--- begin ---

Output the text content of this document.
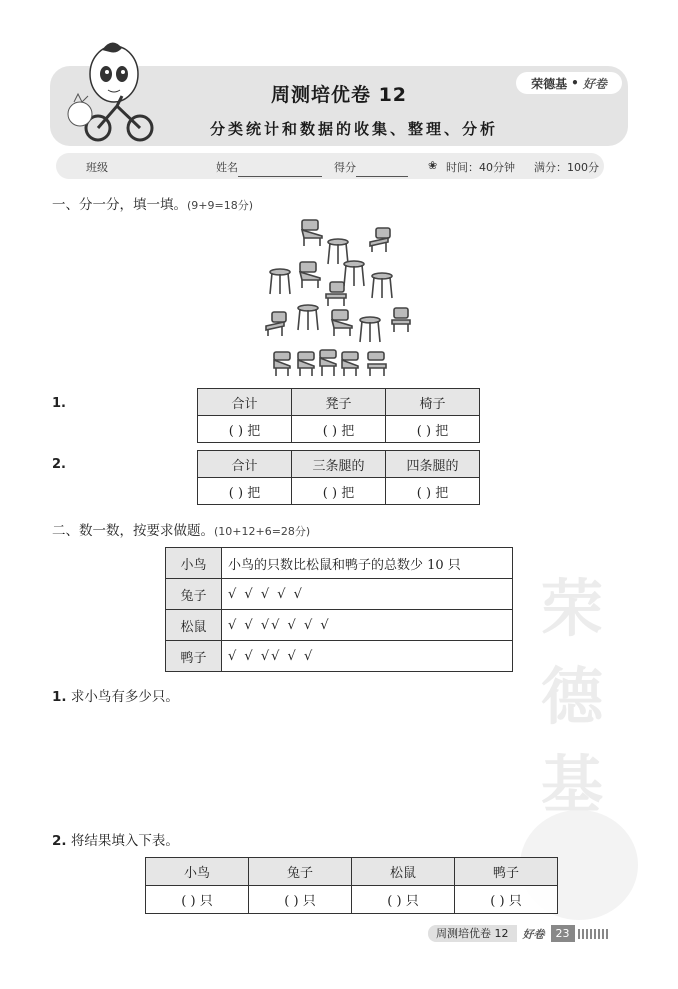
周测培优卷 12
分类统计和数据的收集、整理、分析
荣德基 • 好卷
班级	姓名	得分	❀ 时间：40分钟 满分：100分
一、分一分，填一填。(9+9=18分)
1.	合计	凳子	椅子
( ) 把	( ) 把	( ) 把
2.	合计	三条腿的	四条腿的
( ) 把	( ) 把	( ) 把
二、数一数，按要求做题。(10+12+6=28分)
小鸟	小鸟的只数比松鼠和鸭子的总数少 10 只
兔子	√ √ √ √ √
松鼠	√ √ √√ √ √ √
鸭子	√ √ √√ √ √
1. 求小鸟有多少只。
2. 将结果填入下表。
荣
德
基
小鸟	兔子	松鼠	鸭子
( ) 只	( ) 只	( ) 只	( ) 只
周测培优卷 12	好卷	23
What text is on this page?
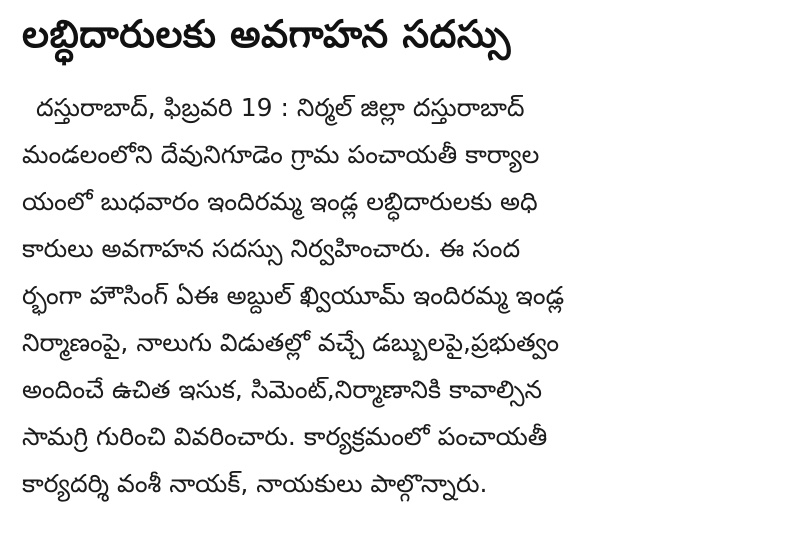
లబ్ధిదారులకు అవగాహన సదస్సు
దస్తురాబాద్, ఫిబ్రవరి 19 : నిర్మల్ జిల్లా దస్తురాబాద్
మండలంలోని దేవునిగూడెం గ్రామ పంచాయతీ కార్యాల
యంలో బుధవారం ఇందిరమ్మ ఇండ్ల లబ్ధిదారులకు అధి
కారులు అవగాహన సదస్సు నిర్వహించారు. ఈ సంద
ర్భంగా హౌసింగ్ ఏఈ అబ్దుల్ ఖ్వియూమ్ ఇందిరమ్మ ఇండ్ల
నిర్మాణంపై, నాలుగు విడుతల్లో వచ్చే డబ్బులపై,ప్రభుత్వం
అందించే ఉచిత ఇసుక, సిమెంట్,నిర్మాణానికి కావాల్సిన
సామగ్రి గురించి వివరించారు. కార్యక్రమంలో పంచాయతీ
కార్యదర్శి వంశీ నాయక్, నాయకులు పాల్గొన్నారు.
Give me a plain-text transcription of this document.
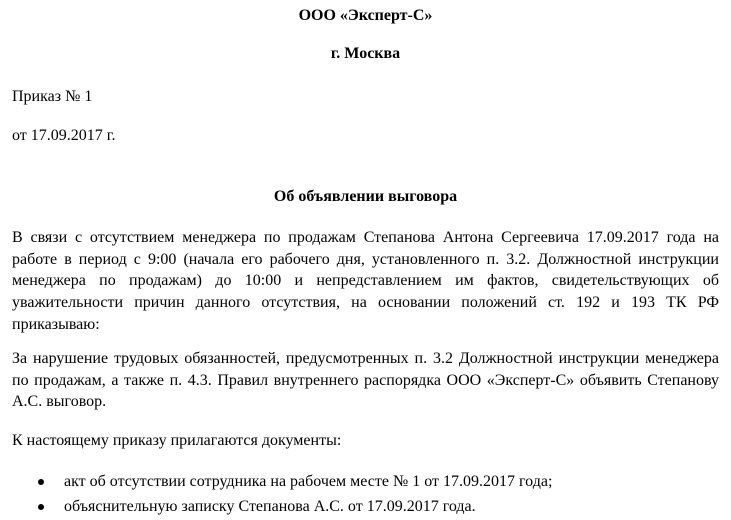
ООО «Эксперт-С»
г. Москва
Приказ № 1
от 17.09.2017 г.
Об объявлении выговора
В связи с отсутствием менеджера по продажам Степанова Антона Сергеевича 17.09.2017 года на работе в период с 9:00 (начала его рабочего дня, установленного п. 3.2. Должностной инструкции менеджера по продажам) до 10:00 и непредставлением им фактов, свидетельствующих об уважительности причин данного отсутствия, на основании положений ст. 192 и 193 ТК РФ приказываю:
За нарушение трудовых обязанностей, предусмотренных п. 3.2 Должностной инструкции менеджера по продажам, а также п. 4.3. Правил внутреннего распорядка ООО «Эксперт-С» объявить Степанову А.С. выговор.
К настоящему приказу прилагаются документы:
акт об отсутствии сотрудника на рабочем месте № 1 от 17.09.2017 года;
объяснительную записку Степанова А.С. от 17.09.2017 года.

--- end ---

Without including any pictures, reproduce the listing exactly.

> Output:
Output the text content of this document.
周测培优卷 12
分类统计和数据的收集、整理、分析
荣德基 • 好卷
班级	姓名	得分	❀ 时间：40分钟 满分：100分
一、分一分，填一填。(9+9=18分)
1.	合计	凳子	椅子
( ) 把	( ) 把	( ) 把
2.	合计	三条腿的	四条腿的
( ) 把	( ) 把	( ) 把
二、数一数，按要求做题。(10+12+6=28分)
小鸟	小鸟的只数比松鼠和鸭子的总数少 10 只
兔子	√ √ √ √ √
松鼠	√ √ √√ √ √ √
鸭子	√ √ √√ √ √
1. 求小鸟有多少只。
2. 将结果填入下表。
荣
德
基
小鸟	兔子	松鼠	鸭子
( ) 只	( ) 只	( ) 只	( ) 只
周测培优卷 12	好卷	23
What text is on this page?
లబ్ధిదారులకు అవగాహన సదస్సు
దస్తురాబాద్, ఫిబ్రవరి 19 : నిర్మల్ జిల్లా దస్తురాబాద్
మండలంలోని దేవునిగూడెం గ్రామ పంచాయతీ కార్యాల
యంలో బుధవారం ఇందిరమ్మ ఇండ్ల లబ్ధిదారులకు అధి
కారులు అవగాహన సదస్సు నిర్వహించారు. ఈ సంద
ర్భంగా హౌసింగ్ ఏఈ అబ్దుల్ ఖ్వియూమ్ ఇందిరమ్మ ఇండ్ల
నిర్మాణంపై, నాలుగు విడుతల్లో వచ్చే డబ్బులపై,ప్రభుత్వం
అందించే ఉచిత ఇసుక, సిమెంట్,నిర్మాణానికి కావాల్సిన
సామగ్రి గురించి వివరించారు. కార్యక్రమంలో పంచాయతీ
కార్యదర్శి వంశీ నాయక్, నాయకులు పాల్గొన్నారు.
Give me a plain-text transcription of this document.
ООО «Эксперт-С»
г. Москва
Приказ № 1
от 17.09.2017 г.
Об объявлении выговора
В связи с отсутствием менеджера по продажам Степанова Антона Сергеевича 17.09.2017 года на работе в период с 9:00 (начала его рабочего дня, установленного п. 3.2. Должностной инструкции менеджера по продажам) до 10:00 и непредставлением им фактов, свидетельствующих об уважительности причин данного отсутствия, на основании положений ст. 192 и 193 ТК РФ приказываю:
За нарушение трудовых обязанностей, предусмотренных п. 3.2 Должностной инструкции менеджера по продажам, а также п. 4.3. Правил внутреннего распорядка ООО «Эксперт-С» объявить Степанову А.С. выговор.
К настоящему приказу прилагаются документы:
акт об отсутствии сотрудника на рабочем месте № 1 от 17.09.2017 года;
объяснительную записку Степанова А.С. от 17.09.2017 года.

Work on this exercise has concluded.